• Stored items
++++++++++
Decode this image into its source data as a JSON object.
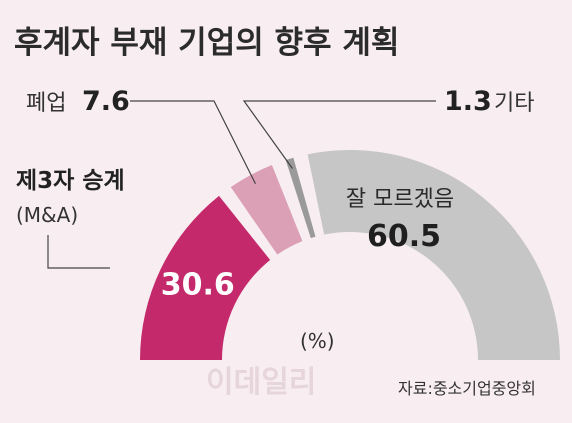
{
  "title": "후계자 부재 기업의 향후 계획",
  "unit_label": "(%)",
  "source": "자료:중소기업중앙회",
  "watermark": "이데일리",
  "colors": {
    "background": "#f8eef1",
    "succession": "#c42a6b",
    "closure": "#dba0b6",
    "other": "#9a9a9a",
    "unknown": "#c6c6c6"
  },
  "chart_data": {
    "type": "pie",
    "subtype": "half-donut",
    "title": "후계자 부재 기업의 향후 계획",
    "unit": "%",
    "slices": [
      {
        "label": "제3자 승계",
        "sublabel": "(M&A)",
        "value": 30.6,
        "color": "#c42a6b"
      },
      {
        "label": "폐업",
        "value": 7.6,
        "color": "#dba0b6"
      },
      {
        "label": "기타",
        "value": 1.3,
        "color": "#9a9a9a"
      },
      {
        "label": "잘 모르겠음",
        "value": 60.5,
        "color": "#c6c6c6"
      }
    ]
  }
}
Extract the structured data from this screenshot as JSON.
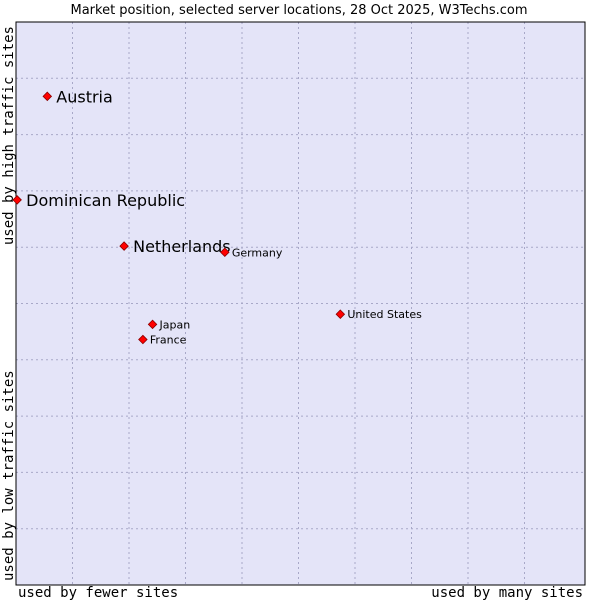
{
  "chart_data": {
    "type": "scatter",
    "title": "Market position, selected server locations, 28 Oct 2025, W3Techs.com",
    "xlabel_left": "used by fewer sites",
    "xlabel_right": "used by many sites",
    "ylabel_bottom": "used by low traffic sites",
    "ylabel_top": "used by high traffic sites",
    "xlim": [
      0,
      100
    ],
    "ylim": [
      0,
      100
    ],
    "grid": true,
    "point_color": "#ff0000",
    "background_color": "#e4e4f8",
    "points": [
      {
        "label": "Austria",
        "x": 5.5,
        "y": 86.8,
        "emphasis": true
      },
      {
        "label": "Dominican Republic",
        "x": 0.2,
        "y": 68.4,
        "emphasis": true
      },
      {
        "label": "Netherlands",
        "x": 19.0,
        "y": 60.2,
        "emphasis": true
      },
      {
        "label": "Germany",
        "x": 36.7,
        "y": 59.1,
        "emphasis": false
      },
      {
        "label": "United States",
        "x": 57.0,
        "y": 48.1,
        "emphasis": false
      },
      {
        "label": "Japan",
        "x": 24.0,
        "y": 46.3,
        "emphasis": false
      },
      {
        "label": "France",
        "x": 22.3,
        "y": 43.6,
        "emphasis": false
      }
    ]
  }
}
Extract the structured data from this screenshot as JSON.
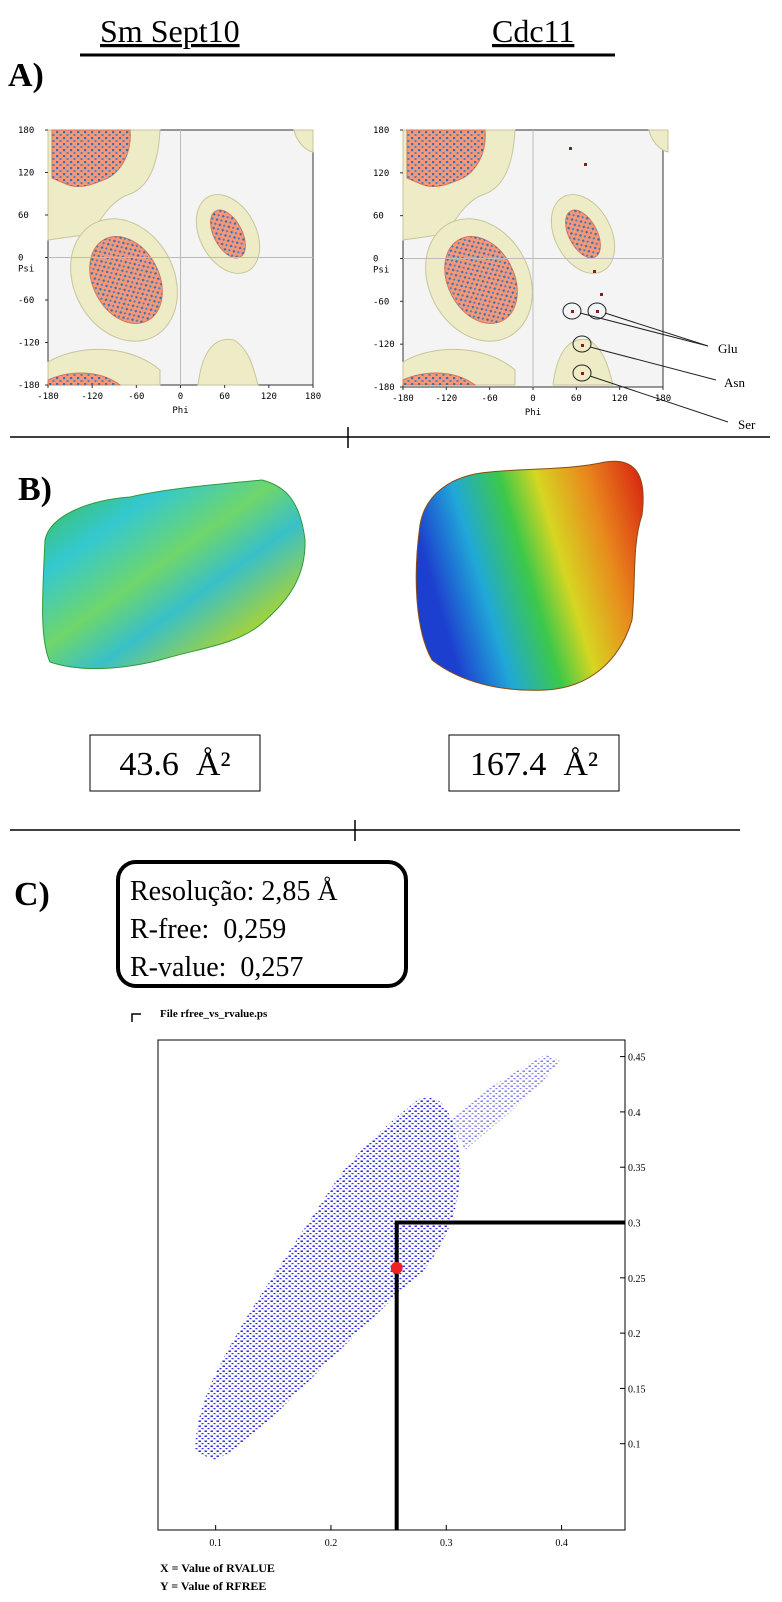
{
  "header": {
    "left_title": "Sm Sept10",
    "right_title": "Cdc11"
  },
  "panel_a": {
    "label": "A)",
    "plots": [
      {
        "xlim": [
          -180,
          180
        ],
        "ylim": [
          -180,
          180
        ],
        "xticks": [
          -180,
          -120,
          -60,
          0,
          60,
          120,
          180
        ],
        "yticks": [
          180,
          120,
          60,
          0,
          -60,
          -120,
          -180
        ],
        "x_label": "Phi",
        "y_label": "Psi"
      },
      {
        "xlim": [
          -180,
          180
        ],
        "ylim": [
          -180,
          180
        ],
        "xticks": [
          -180,
          -120,
          -60,
          0,
          60,
          120,
          180
        ],
        "yticks": [
          180,
          120,
          60,
          0,
          -60,
          -120,
          -180
        ],
        "x_label": "Phi",
        "y_label": "Psi"
      }
    ],
    "annotations": [
      "Glu",
      "Asn",
      "Ser"
    ]
  },
  "panel_b": {
    "label": "B)",
    "values": [
      "43.6  Å²",
      "167.4  Å²"
    ]
  },
  "panel_c": {
    "label": "C)",
    "stats": [
      "Resolução: 2,85 Å",
      "R-free:  0,259",
      "R-value:  0,257"
    ]
  },
  "chart_data": {
    "type": "scatter",
    "title": "File rfree_vs_rvalue.ps",
    "x_label": "X = Value of RVALUE",
    "y_label": "Y = Value of RFREE",
    "xlim": [
      0.05,
      0.455
    ],
    "ylim": [
      0.022,
      0.465
    ],
    "xticks": [
      0.1,
      0.2,
      0.3,
      0.4
    ],
    "yticks": [
      0.1,
      0.15,
      0.2,
      0.25,
      0.3,
      0.35,
      0.4,
      0.45
    ],
    "x": [
      0.257
    ],
    "values": [
      0.259
    ],
    "color": "#ee2222"
  }
}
++++++++++
• Work to do
Every line of the data above should be quoted exactly. Omit the pictures.

• Solution
Decode this image into its source data as a JSON object.
{
  "title": "후계자 부재 기업의 향후 계획",
  "unit_label": "(%)",
  "source": "자료:중소기업중앙회",
  "watermark": "이데일리",
  "colors": {
    "background": "#f8eef1",
    "succession": "#c42a6b",
    "closure": "#dba0b6",
    "other": "#9a9a9a",
    "unknown": "#c6c6c6"
  },
  "chart_data": {
    "type": "pie",
    "subtype": "half-donut",
    "title": "후계자 부재 기업의 향후 계획",
    "unit": "%",
    "slices": [
      {
        "label": "제3자 승계",
        "sublabel": "(M&A)",
        "value": 30.6,
        "color": "#c42a6b"
      },
      {
        "label": "폐업",
        "value": 7.6,
        "color": "#dba0b6"
      },
      {
        "label": "기타",
        "value": 1.3,
        "color": "#9a9a9a"
      },
      {
        "label": "잘 모르겠음",
        "value": 60.5,
        "color": "#c6c6c6"
      }
    ]
  }
}
Extract the structured data from this screenshot as JSON.
{
  "chart_data": {
    "type": "scatter",
    "title": "Market position, selected server locations, 28 Oct 2025, W3Techs.com",
    "xlabel_left": "used by fewer sites",
    "xlabel_right": "used by many sites",
    "ylabel_bottom": "used by low traffic sites",
    "ylabel_top": "used by high traffic sites",
    "xlim": [
      0,
      100
    ],
    "ylim": [
      0,
      100
    ],
    "grid": true,
    "point_color": "#ff0000",
    "background_color": "#e4e4f8",
    "points": [
      {
        "label": "Austria",
        "x": 5.5,
        "y": 86.8,
        "emphasis": true
      },
      {
        "label": "Dominican Republic",
        "x": 0.2,
        "y": 68.4,
        "emphasis": true
      },
      {
        "label": "Netherlands",
        "x": 19.0,
        "y": 60.2,
        "emphasis": true
      },
      {
        "label": "Germany",
        "x": 36.7,
        "y": 59.1,
        "emphasis": false
      },
      {
        "label": "United States",
        "x": 57.0,
        "y": 48.1,
        "emphasis": false
      },
      {
        "label": "Japan",
        "x": 24.0,
        "y": 46.3,
        "emphasis": false
      },
      {
        "label": "France",
        "x": 22.3,
        "y": 43.6,
        "emphasis": false
      }
    ]
  }
}
Extract the structured data from this screenshot as JSON.
{
  "header": {
    "left_title": "Sm Sept10",
    "right_title": "Cdc11"
  },
  "panel_a": {
    "label": "A)",
    "plots": [
      {
        "xlim": [
          -180,
          180
        ],
        "ylim": [
          -180,
          180
        ],
        "xticks": [
          -180,
          -120,
          -60,
          0,
          60,
          120,
          180
        ],
        "yticks": [
          180,
          120,
          60,
          0,
          -60,
          -120,
          -180
        ],
        "x_label": "Phi",
        "y_label": "Psi"
      },
      {
        "xlim": [
          -180,
          180
        ],
        "ylim": [
          -180,
          180
        ],
        "xticks": [
          -180,
          -120,
          -60,
          0,
          60,
          120,
          180
        ],
        "yticks": [
          180,
          120,
          60,
          0,
          -60,
          -120,
          -180
        ],
        "x_label": "Phi",
        "y_label": "Psi"
      }
    ],
    "annotations": [
      "Glu",
      "Asn",
      "Ser"
    ]
  },
  "panel_b": {
    "label": "B)",
    "values": [
      "43.6  Å²",
      "167.4  Å²"
    ]
  },
  "panel_c": {
    "label": "C)",
    "stats": [
      "Resolução: 2,85 Å",
      "R-free:  0,259",
      "R-value:  0,257"
    ]
  },
  "chart_data": {
    "type": "scatter",
    "title": "File rfree_vs_rvalue.ps",
    "x_label": "X = Value of RVALUE",
    "y_label": "Y = Value of RFREE",
    "xlim": [
      0.05,
      0.455
    ],
    "ylim": [
      0.022,
      0.465
    ],
    "xticks": [
      0.1,
      0.2,
      0.3,
      0.4
    ],
    "yticks": [
      0.1,
      0.15,
      0.2,
      0.25,
      0.3,
      0.35,
      0.4,
      0.45
    ],
    "x": [
      0.257
    ],
    "values": [
      0.259
    ],
    "color": "#ee2222"
  }
}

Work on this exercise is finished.